▸ **What the exercise asks**: Write out each entry again. Keep every word exactly as it is.

▸ **Data shown**:
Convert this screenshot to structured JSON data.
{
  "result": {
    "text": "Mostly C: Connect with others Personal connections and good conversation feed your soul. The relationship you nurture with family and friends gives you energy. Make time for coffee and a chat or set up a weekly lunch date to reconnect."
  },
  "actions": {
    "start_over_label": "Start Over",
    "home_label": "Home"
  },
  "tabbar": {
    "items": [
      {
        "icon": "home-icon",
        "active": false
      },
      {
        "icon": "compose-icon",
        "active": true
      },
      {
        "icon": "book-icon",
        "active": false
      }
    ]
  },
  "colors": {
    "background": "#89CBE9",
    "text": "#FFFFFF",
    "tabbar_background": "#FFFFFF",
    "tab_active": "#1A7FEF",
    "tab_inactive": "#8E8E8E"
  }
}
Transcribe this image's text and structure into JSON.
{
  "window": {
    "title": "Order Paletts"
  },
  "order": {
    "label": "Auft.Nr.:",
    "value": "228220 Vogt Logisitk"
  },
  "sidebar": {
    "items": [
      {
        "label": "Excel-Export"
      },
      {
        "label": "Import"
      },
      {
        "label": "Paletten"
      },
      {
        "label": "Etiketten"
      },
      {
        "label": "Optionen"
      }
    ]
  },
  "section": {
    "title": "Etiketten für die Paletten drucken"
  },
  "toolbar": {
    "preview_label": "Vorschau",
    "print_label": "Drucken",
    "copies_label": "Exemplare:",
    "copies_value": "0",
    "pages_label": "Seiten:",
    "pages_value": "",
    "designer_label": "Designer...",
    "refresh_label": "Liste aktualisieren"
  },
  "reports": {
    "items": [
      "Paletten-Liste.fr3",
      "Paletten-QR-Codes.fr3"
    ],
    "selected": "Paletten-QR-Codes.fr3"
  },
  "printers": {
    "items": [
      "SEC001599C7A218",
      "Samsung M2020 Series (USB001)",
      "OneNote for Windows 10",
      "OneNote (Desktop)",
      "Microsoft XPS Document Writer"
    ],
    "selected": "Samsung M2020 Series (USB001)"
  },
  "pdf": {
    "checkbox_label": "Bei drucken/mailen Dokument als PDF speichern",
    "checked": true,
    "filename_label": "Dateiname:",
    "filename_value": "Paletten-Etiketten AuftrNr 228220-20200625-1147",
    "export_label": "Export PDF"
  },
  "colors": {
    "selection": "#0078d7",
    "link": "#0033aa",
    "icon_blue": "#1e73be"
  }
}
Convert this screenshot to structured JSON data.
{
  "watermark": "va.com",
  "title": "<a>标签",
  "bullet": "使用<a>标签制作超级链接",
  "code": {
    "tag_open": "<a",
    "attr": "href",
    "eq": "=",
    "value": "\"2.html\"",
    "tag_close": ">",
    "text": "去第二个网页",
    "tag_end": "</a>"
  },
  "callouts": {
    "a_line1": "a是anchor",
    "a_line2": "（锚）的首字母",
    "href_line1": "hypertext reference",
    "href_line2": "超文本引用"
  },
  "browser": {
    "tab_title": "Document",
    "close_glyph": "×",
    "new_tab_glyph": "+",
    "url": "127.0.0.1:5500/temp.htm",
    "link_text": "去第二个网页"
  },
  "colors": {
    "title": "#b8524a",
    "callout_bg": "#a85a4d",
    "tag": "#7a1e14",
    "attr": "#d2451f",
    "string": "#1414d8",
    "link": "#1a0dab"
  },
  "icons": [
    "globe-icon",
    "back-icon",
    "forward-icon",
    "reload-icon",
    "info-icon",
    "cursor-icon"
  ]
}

▸ **Written reply**:
Convert this screenshot to structured JSON data.
{
  "result": {
    "text": "Mostly C: Connect with others Personal connections and good conversation feed your soul. The relationship you nurture with family and friends gives you energy. Make time for coffee and a chat or set up a weekly lunch date to reconnect."
  },
  "actions": {
    "start_over_label": "Start Over",
    "home_label": "Home"
  },
  "tabbar": {
    "items": [
      {
        "icon": "home-icon",
        "active": false
      },
      {
        "icon": "compose-icon",
        "active": true
      },
      {
        "icon": "book-icon",
        "active": false
      }
    ]
  },
  "colors": {
    "background": "#89CBE9",
    "text": "#FFFFFF",
    "tabbar_background": "#FFFFFF",
    "tab_active": "#1A7FEF",
    "tab_inactive": "#8E8E8E"
  }
}
Transcribe this image's text and structure into JSON.
{
  "window": {
    "title": "Order Paletts"
  },
  "order": {
    "label": "Auft.Nr.:",
    "value": "228220 Vogt Logisitk"
  },
  "sidebar": {
    "items": [
      {
        "label": "Excel-Export"
      },
      {
        "label": "Import"
      },
      {
        "label": "Paletten"
      },
      {
        "label": "Etiketten"
      },
      {
        "label": "Optionen"
      }
    ]
  },
  "section": {
    "title": "Etiketten für die Paletten drucken"
  },
  "toolbar": {
    "preview_label": "Vorschau",
    "print_label": "Drucken",
    "copies_label": "Exemplare:",
    "copies_value": "0",
    "pages_label": "Seiten:",
    "pages_value": "",
    "designer_label": "Designer...",
    "refresh_label": "Liste aktualisieren"
  },
  "reports": {
    "items": [
      "Paletten-Liste.fr3",
      "Paletten-QR-Codes.fr3"
    ],
    "selected": "Paletten-QR-Codes.fr3"
  },
  "printers": {
    "items": [
      "SEC001599C7A218",
      "Samsung M2020 Series (USB001)",
      "OneNote for Windows 10",
      "OneNote (Desktop)",
      "Microsoft XPS Document Writer"
    ],
    "selected": "Samsung M2020 Series (USB001)"
  },
  "pdf": {
    "checkbox_label": "Bei drucken/mailen Dokument als PDF speichern",
    "checked": true,
    "filename_label": "Dateiname:",
    "filename_value": "Paletten-Etiketten AuftrNr 228220-20200625-1147",
    "export_label": "Export PDF"
  },
  "colors": {
    "selection": "#0078d7",
    "link": "#0033aa",
    "icon_blue": "#1e73be"
  }
}
Convert this screenshot to structured JSON data.
{
  "watermark": "va.com",
  "title": "<a>标签",
  "bullet": "使用<a>标签制作超级链接",
  "code": {
    "tag_open": "<a",
    "attr": "href",
    "eq": "=",
    "value": "\"2.html\"",
    "tag_close": ">",
    "text": "去第二个网页",
    "tag_end": "</a>"
  },
  "callouts": {
    "a_line1": "a是anchor",
    "a_line2": "（锚）的首字母",
    "href_line1": "hypertext reference",
    "href_line2": "超文本引用"
  },
  "browser": {
    "tab_title": "Document",
    "close_glyph": "×",
    "new_tab_glyph": "+",
    "url": "127.0.0.1:5500/temp.htm",
    "link_text": "去第二个网页"
  },
  "colors": {
    "title": "#b8524a",
    "callout_bg": "#a85a4d",
    "tag": "#7a1e14",
    "attr": "#d2451f",
    "string": "#1414d8",
    "link": "#1a0dab"
  },
  "icons": [
    "globe-icon",
    "back-icon",
    "forward-icon",
    "reload-icon",
    "info-icon",
    "cursor-icon"
  ]
}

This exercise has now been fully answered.